* [Data rows]:
====================
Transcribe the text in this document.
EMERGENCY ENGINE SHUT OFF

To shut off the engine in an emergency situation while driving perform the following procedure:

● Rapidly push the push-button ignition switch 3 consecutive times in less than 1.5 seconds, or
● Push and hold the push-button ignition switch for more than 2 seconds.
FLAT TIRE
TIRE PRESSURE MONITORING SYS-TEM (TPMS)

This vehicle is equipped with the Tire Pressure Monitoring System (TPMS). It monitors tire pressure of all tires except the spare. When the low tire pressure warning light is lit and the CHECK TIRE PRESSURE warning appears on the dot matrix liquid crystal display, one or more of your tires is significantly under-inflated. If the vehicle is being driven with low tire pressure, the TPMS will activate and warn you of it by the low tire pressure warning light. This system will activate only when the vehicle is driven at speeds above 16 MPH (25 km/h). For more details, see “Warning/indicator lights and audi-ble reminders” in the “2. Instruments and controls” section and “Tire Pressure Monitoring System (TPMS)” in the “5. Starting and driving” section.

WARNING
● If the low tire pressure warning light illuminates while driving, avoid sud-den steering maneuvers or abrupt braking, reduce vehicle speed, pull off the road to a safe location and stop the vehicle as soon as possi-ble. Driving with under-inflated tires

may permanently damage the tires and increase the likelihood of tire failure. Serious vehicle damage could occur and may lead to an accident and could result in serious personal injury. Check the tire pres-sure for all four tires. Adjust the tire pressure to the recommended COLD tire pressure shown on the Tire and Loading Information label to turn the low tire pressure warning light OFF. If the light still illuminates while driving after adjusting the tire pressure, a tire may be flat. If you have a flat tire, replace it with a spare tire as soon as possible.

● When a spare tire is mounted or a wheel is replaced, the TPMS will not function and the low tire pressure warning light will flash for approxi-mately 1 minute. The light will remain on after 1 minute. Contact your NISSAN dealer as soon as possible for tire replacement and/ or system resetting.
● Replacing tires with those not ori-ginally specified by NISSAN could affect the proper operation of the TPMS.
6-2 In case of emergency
====================
* [Exercise]: Reproduce each entry above exactly, keeping every word.

* [Answer below]:
Transcribe the text in this document.
EMERGENCY ENGINE SHUT OFF

To shut off the engine in an emergency situation while driving perform the following procedure:

● Rapidly push the push-button ignition switch 3 consecutive times in less than 1.5 seconds, or
● Push and hold the push-button ignition switch for more than 2 seconds.
FLAT TIRE
TIRE PRESSURE MONITORING SYS-TEM (TPMS)

This vehicle is equipped with the Tire Pressure Monitoring System (TPMS). It monitors tire pressure of all tires except the spare. When the low tire pressure warning light is lit and the CHECK TIRE PRESSURE warning appears on the dot matrix liquid crystal display, one or more of your tires is significantly under-inflated. If the vehicle is being driven with low tire pressure, the TPMS will activate and warn you of it by the low tire pressure warning light. This system will activate only when the vehicle is driven at speeds above 16 MPH (25 km/h). For more details, see “Warning/indicator lights and audi-ble reminders” in the “2. Instruments and controls” section and “Tire Pressure Monitoring System (TPMS)” in the “5. Starting and driving” section.

WARNING
● If the low tire pressure warning light illuminates while driving, avoid sud-den steering maneuvers or abrupt braking, reduce vehicle speed, pull off the road to a safe location and stop the vehicle as soon as possi-ble. Driving with under-inflated tires

may permanently damage the tires and increase the likelihood of tire failure. Serious vehicle damage could occur and may lead to an accident and could result in serious personal injury. Check the tire pres-sure for all four tires. Adjust the tire pressure to the recommended COLD tire pressure shown on the Tire and Loading Information label to turn the low tire pressure warning light OFF. If the light still illuminates while driving after adjusting the tire pressure, a tire may be flat. If you have a flat tire, replace it with a spare tire as soon as possible.

● When a spare tire is mounted or a wheel is replaced, the TPMS will not function and the low tire pressure warning light will flash for approxi-mately 1 minute. The light will remain on after 1 minute. Contact your NISSAN dealer as soon as possible for tire replacement and/ or system resetting.
● Replacing tires with those not ori-ginally specified by NISSAN could affect the proper operation of the TPMS.
6-2 In case of emergency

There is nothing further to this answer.